Dataset excerpt
■ ■ ■ ■ ■

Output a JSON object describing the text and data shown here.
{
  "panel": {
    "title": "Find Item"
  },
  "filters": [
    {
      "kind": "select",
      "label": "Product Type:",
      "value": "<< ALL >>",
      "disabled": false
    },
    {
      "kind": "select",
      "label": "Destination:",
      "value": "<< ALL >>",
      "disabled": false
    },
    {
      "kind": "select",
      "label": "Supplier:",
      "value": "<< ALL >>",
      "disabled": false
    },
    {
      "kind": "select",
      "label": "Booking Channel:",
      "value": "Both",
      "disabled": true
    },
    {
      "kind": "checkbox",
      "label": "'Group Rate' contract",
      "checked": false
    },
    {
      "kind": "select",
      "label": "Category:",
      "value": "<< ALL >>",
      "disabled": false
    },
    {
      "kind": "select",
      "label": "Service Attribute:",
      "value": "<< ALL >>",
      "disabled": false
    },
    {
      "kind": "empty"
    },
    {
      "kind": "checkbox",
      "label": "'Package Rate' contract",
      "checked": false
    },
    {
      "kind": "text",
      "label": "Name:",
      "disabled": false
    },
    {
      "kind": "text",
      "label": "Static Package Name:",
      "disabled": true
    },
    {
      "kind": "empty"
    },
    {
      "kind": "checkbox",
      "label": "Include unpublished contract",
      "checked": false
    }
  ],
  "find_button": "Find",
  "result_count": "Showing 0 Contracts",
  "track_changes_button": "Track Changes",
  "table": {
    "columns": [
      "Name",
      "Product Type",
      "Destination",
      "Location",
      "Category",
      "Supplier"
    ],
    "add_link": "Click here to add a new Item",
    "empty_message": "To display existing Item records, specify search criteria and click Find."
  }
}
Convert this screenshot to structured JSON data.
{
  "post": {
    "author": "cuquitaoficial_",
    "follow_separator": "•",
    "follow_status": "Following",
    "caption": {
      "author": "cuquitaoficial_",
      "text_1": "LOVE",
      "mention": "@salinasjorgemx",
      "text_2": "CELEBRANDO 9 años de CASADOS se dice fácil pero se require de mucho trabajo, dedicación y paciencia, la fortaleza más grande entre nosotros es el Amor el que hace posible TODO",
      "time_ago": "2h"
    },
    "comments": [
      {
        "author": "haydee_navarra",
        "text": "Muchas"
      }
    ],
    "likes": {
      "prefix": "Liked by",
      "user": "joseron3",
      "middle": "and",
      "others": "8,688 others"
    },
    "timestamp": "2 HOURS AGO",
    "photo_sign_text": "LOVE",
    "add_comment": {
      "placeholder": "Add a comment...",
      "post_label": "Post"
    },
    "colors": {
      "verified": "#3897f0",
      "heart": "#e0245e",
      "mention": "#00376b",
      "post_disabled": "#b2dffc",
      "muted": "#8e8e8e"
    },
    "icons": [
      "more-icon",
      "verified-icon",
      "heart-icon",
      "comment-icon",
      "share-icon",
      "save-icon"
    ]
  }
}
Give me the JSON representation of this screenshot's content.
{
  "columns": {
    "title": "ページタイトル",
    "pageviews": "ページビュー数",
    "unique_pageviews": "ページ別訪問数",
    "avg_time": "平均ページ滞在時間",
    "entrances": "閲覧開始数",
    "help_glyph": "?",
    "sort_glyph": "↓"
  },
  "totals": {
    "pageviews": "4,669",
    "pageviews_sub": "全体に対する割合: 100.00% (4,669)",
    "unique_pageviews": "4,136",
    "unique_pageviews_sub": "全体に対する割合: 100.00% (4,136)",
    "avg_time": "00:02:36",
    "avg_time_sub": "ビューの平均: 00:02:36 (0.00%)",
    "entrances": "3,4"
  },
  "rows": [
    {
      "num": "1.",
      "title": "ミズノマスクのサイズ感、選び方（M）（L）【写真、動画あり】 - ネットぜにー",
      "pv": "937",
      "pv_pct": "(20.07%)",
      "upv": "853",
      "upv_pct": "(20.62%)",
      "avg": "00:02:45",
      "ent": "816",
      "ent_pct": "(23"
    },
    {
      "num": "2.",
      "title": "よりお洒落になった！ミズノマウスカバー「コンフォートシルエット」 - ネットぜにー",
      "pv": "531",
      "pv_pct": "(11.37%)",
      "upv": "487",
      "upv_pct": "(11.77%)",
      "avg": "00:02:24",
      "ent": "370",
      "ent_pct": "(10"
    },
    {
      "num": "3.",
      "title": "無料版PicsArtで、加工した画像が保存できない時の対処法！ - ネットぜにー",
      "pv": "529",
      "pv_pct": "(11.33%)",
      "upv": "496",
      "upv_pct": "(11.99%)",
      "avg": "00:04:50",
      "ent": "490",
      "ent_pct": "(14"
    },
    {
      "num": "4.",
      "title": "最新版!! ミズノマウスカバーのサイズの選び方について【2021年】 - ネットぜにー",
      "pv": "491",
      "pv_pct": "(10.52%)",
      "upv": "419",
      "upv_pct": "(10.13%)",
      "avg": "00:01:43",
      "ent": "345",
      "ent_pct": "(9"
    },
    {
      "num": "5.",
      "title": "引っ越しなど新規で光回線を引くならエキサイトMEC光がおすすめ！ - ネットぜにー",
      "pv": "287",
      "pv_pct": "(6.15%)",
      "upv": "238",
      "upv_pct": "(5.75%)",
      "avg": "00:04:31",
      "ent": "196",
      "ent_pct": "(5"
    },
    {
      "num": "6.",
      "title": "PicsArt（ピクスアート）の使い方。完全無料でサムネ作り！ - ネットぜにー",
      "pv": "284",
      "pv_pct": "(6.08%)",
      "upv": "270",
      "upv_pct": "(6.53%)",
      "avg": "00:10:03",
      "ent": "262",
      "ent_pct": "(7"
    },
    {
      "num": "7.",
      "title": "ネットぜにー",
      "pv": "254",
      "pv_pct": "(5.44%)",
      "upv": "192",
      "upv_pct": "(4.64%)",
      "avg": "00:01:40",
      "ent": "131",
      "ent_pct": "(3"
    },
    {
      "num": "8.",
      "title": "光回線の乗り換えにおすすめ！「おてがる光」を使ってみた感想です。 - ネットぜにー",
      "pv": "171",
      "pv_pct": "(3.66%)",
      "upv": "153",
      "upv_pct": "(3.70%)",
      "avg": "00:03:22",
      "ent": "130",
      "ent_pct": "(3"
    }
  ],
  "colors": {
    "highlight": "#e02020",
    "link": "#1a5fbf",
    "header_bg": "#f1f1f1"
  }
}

■ ■ ■ ■ ■

Exercise description: Please set down all the data word for word.

Task output:
Output a JSON object describing the text and data shown here.
{
  "panel": {
    "title": "Find Item"
  },
  "filters": [
    {
      "kind": "select",
      "label": "Product Type:",
      "value": "<< ALL >>",
      "disabled": false
    },
    {
      "kind": "select",
      "label": "Destination:",
      "value": "<< ALL >>",
      "disabled": false
    },
    {
      "kind": "select",
      "label": "Supplier:",
      "value": "<< ALL >>",
      "disabled": false
    },
    {
      "kind": "select",
      "label": "Booking Channel:",
      "value": "Both",
      "disabled": true
    },
    {
      "kind": "checkbox",
      "label": "'Group Rate' contract",
      "checked": false
    },
    {
      "kind": "select",
      "label": "Category:",
      "value": "<< ALL >>",
      "disabled": false
    },
    {
      "kind": "select",
      "label": "Service Attribute:",
      "value": "<< ALL >>",
      "disabled": false
    },
    {
      "kind": "empty"
    },
    {
      "kind": "checkbox",
      "label": "'Package Rate' contract",
      "checked": false
    },
    {
      "kind": "text",
      "label": "Name:",
      "disabled": false
    },
    {
      "kind": "text",
      "label": "Static Package Name:",
      "disabled": true
    },
    {
      "kind": "empty"
    },
    {
      "kind": "checkbox",
      "label": "Include unpublished contract",
      "checked": false
    }
  ],
  "find_button": "Find",
  "result_count": "Showing 0 Contracts",
  "track_changes_button": "Track Changes",
  "table": {
    "columns": [
      "Name",
      "Product Type",
      "Destination",
      "Location",
      "Category",
      "Supplier"
    ],
    "add_link": "Click here to add a new Item",
    "empty_message": "To display existing Item records, specify search criteria and click Find."
  }
}
Convert this screenshot to structured JSON data.
{
  "post": {
    "author": "cuquitaoficial_",
    "follow_separator": "•",
    "follow_status": "Following",
    "caption": {
      "author": "cuquitaoficial_",
      "text_1": "LOVE",
      "mention": "@salinasjorgemx",
      "text_2": "CELEBRANDO 9 años de CASADOS se dice fácil pero se require de mucho trabajo, dedicación y paciencia, la fortaleza más grande entre nosotros es el Amor el que hace posible TODO",
      "time_ago": "2h"
    },
    "comments": [
      {
        "author": "haydee_navarra",
        "text": "Muchas"
      }
    ],
    "likes": {
      "prefix": "Liked by",
      "user": "joseron3",
      "middle": "and",
      "others": "8,688 others"
    },
    "timestamp": "2 HOURS AGO",
    "photo_sign_text": "LOVE",
    "add_comment": {
      "placeholder": "Add a comment...",
      "post_label": "Post"
    },
    "colors": {
      "verified": "#3897f0",
      "heart": "#e0245e",
      "mention": "#00376b",
      "post_disabled": "#b2dffc",
      "muted": "#8e8e8e"
    },
    "icons": [
      "more-icon",
      "verified-icon",
      "heart-icon",
      "comment-icon",
      "share-icon",
      "save-icon"
    ]
  }
}
Give me the JSON representation of this screenshot's content.
{
  "columns": {
    "title": "ページタイトル",
    "pageviews": "ページビュー数",
    "unique_pageviews": "ページ別訪問数",
    "avg_time": "平均ページ滞在時間",
    "entrances": "閲覧開始数",
    "help_glyph": "?",
    "sort_glyph": "↓"
  },
  "totals": {
    "pageviews": "4,669",
    "pageviews_sub": "全体に対する割合: 100.00% (4,669)",
    "unique_pageviews": "4,136",
    "unique_pageviews_sub": "全体に対する割合: 100.00% (4,136)",
    "avg_time": "00:02:36",
    "avg_time_sub": "ビューの平均: 00:02:36 (0.00%)",
    "entrances": "3,4"
  },
  "rows": [
    {
      "num": "1.",
      "title": "ミズノマスクのサイズ感、選び方（M）（L）【写真、動画あり】 - ネットぜにー",
      "pv": "937",
      "pv_pct": "(20.07%)",
      "upv": "853",
      "upv_pct": "(20.62%)",
      "avg": "00:02:45",
      "ent": "816",
      "ent_pct": "(23"
    },
    {
      "num": "2.",
      "title": "よりお洒落になった！ミズノマウスカバー「コンフォートシルエット」 - ネットぜにー",
      "pv": "531",
      "pv_pct": "(11.37%)",
      "upv": "487",
      "upv_pct": "(11.77%)",
      "avg": "00:02:24",
      "ent": "370",
      "ent_pct": "(10"
    },
    {
      "num": "3.",
      "title": "無料版PicsArtで、加工した画像が保存できない時の対処法！ - ネットぜにー",
      "pv": "529",
      "pv_pct": "(11.33%)",
      "upv": "496",
      "upv_pct": "(11.99%)",
      "avg": "00:04:50",
      "ent": "490",
      "ent_pct": "(14"
    },
    {
      "num": "4.",
      "title": "最新版!! ミズノマウスカバーのサイズの選び方について【2021年】 - ネットぜにー",
      "pv": "491",
      "pv_pct": "(10.52%)",
      "upv": "419",
      "upv_pct": "(10.13%)",
      "avg": "00:01:43",
      "ent": "345",
      "ent_pct": "(9"
    },
    {
      "num": "5.",
      "title": "引っ越しなど新規で光回線を引くならエキサイトMEC光がおすすめ！ - ネットぜにー",
      "pv": "287",
      "pv_pct": "(6.15%)",
      "upv": "238",
      "upv_pct": "(5.75%)",
      "avg": "00:04:31",
      "ent": "196",
      "ent_pct": "(5"
    },
    {
      "num": "6.",
      "title": "PicsArt（ピクスアート）の使い方。完全無料でサムネ作り！ - ネットぜにー",
      "pv": "284",
      "pv_pct": "(6.08%)",
      "upv": "270",
      "upv_pct": "(6.53%)",
      "avg": "00:10:03",
      "ent": "262",
      "ent_pct": "(7"
    },
    {
      "num": "7.",
      "title": "ネットぜにー",
      "pv": "254",
      "pv_pct": "(5.44%)",
      "upv": "192",
      "upv_pct": "(4.64%)",
      "avg": "00:01:40",
      "ent": "131",
      "ent_pct": "(3"
    },
    {
      "num": "8.",
      "title": "光回線の乗り換えにおすすめ！「おてがる光」を使ってみた感想です。 - ネットぜにー",
      "pv": "171",
      "pv_pct": "(3.66%)",
      "upv": "153",
      "upv_pct": "(3.70%)",
      "avg": "00:03:22",
      "ent": "130",
      "ent_pct": "(3"
    }
  ],
  "colors": {
    "highlight": "#e02020",
    "link": "#1a5fbf",
    "header_bg": "#f1f1f1"
  }
}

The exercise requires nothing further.